## Set problem
Out of the lines in this data, how many include "path"? Give the number and nothing else.

BEGIN Records supplied

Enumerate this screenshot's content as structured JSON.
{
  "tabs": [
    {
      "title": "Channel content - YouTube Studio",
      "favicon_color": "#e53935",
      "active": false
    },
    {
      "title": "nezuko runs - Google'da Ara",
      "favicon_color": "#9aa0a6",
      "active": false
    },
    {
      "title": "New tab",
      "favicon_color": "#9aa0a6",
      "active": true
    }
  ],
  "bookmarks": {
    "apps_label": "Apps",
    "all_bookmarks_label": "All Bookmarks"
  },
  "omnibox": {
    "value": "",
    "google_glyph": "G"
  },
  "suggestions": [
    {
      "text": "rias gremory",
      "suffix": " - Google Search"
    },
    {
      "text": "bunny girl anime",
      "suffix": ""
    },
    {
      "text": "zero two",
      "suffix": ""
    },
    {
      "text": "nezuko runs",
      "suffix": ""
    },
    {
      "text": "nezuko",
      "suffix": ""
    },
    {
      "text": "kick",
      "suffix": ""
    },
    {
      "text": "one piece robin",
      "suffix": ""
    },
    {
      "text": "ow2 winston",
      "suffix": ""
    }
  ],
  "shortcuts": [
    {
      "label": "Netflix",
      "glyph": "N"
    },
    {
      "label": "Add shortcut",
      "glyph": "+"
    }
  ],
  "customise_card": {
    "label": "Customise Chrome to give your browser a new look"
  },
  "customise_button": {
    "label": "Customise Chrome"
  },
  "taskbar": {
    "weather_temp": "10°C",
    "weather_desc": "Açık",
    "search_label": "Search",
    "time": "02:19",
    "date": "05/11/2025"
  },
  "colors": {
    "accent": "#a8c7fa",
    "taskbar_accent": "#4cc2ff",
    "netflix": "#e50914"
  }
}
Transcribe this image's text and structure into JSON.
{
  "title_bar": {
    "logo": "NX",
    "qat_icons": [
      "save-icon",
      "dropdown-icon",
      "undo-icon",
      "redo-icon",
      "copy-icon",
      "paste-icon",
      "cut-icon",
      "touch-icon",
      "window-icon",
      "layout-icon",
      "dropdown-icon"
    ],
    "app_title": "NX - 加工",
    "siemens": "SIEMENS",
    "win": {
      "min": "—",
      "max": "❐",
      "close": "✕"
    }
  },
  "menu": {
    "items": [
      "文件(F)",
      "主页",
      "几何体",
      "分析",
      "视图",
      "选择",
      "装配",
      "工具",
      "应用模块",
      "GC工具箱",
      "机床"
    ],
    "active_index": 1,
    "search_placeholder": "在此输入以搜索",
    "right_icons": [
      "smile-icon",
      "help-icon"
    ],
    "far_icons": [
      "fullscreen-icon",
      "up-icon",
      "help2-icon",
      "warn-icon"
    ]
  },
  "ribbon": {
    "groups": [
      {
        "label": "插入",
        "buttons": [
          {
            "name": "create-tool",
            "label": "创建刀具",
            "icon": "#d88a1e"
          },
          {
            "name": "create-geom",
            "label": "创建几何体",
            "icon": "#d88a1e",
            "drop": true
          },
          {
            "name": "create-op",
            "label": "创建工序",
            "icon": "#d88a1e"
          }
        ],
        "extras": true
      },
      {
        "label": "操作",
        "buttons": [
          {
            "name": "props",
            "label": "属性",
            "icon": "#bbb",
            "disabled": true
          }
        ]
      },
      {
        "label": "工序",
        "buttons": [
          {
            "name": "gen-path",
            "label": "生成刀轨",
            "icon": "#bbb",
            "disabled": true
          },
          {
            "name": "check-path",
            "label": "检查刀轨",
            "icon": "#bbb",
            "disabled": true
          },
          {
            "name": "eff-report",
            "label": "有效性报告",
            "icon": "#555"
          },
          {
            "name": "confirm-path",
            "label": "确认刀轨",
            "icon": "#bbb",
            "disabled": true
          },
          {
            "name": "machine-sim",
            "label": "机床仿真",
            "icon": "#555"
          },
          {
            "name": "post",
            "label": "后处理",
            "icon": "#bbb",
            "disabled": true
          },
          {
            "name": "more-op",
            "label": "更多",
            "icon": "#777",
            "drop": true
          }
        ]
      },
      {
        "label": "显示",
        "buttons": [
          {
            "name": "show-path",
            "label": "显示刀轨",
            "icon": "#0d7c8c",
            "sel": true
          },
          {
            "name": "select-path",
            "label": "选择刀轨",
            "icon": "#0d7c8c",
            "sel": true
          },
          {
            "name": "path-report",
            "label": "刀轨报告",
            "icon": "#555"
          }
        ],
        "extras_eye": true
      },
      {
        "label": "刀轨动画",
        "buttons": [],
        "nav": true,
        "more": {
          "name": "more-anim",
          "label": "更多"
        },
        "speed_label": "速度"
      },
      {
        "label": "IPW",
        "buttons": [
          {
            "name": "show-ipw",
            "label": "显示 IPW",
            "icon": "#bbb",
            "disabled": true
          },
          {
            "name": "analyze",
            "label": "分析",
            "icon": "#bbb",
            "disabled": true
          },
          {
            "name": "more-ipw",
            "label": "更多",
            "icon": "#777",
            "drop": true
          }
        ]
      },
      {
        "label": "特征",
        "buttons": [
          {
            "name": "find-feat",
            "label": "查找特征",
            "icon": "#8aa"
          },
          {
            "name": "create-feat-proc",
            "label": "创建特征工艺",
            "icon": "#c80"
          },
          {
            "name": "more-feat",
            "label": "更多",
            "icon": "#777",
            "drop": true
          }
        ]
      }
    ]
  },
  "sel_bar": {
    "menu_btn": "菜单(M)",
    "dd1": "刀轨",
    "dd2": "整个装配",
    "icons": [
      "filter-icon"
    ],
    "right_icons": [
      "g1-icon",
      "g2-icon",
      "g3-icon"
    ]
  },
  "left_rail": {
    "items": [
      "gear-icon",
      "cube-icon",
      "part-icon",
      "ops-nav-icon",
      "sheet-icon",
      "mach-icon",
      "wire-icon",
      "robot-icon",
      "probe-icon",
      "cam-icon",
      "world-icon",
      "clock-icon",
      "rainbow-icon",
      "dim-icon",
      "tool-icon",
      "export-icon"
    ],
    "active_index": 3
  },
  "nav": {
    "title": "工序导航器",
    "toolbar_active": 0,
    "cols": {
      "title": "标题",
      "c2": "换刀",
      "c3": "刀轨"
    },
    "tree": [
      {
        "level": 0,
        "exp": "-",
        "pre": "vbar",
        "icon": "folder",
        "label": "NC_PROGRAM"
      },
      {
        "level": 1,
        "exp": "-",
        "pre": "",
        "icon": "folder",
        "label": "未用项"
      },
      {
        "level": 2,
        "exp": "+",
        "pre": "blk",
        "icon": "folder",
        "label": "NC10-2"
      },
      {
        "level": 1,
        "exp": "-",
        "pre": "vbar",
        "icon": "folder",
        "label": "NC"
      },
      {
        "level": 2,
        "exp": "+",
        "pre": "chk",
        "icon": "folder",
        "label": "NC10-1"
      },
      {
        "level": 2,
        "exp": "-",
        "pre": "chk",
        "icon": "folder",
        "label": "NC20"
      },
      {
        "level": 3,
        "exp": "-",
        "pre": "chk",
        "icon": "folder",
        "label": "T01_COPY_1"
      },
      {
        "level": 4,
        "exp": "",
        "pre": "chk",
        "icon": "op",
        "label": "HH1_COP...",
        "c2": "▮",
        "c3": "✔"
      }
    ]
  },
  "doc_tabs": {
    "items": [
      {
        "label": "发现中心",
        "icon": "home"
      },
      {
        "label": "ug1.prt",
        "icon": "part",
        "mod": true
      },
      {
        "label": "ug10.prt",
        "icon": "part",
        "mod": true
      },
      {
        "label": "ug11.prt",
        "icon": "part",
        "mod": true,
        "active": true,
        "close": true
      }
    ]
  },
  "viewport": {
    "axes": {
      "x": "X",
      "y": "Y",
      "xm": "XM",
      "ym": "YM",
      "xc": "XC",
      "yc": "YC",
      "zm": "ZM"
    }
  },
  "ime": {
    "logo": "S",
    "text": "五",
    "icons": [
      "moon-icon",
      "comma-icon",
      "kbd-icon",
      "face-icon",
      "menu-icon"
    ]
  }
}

END Records supplied

## Full solution
6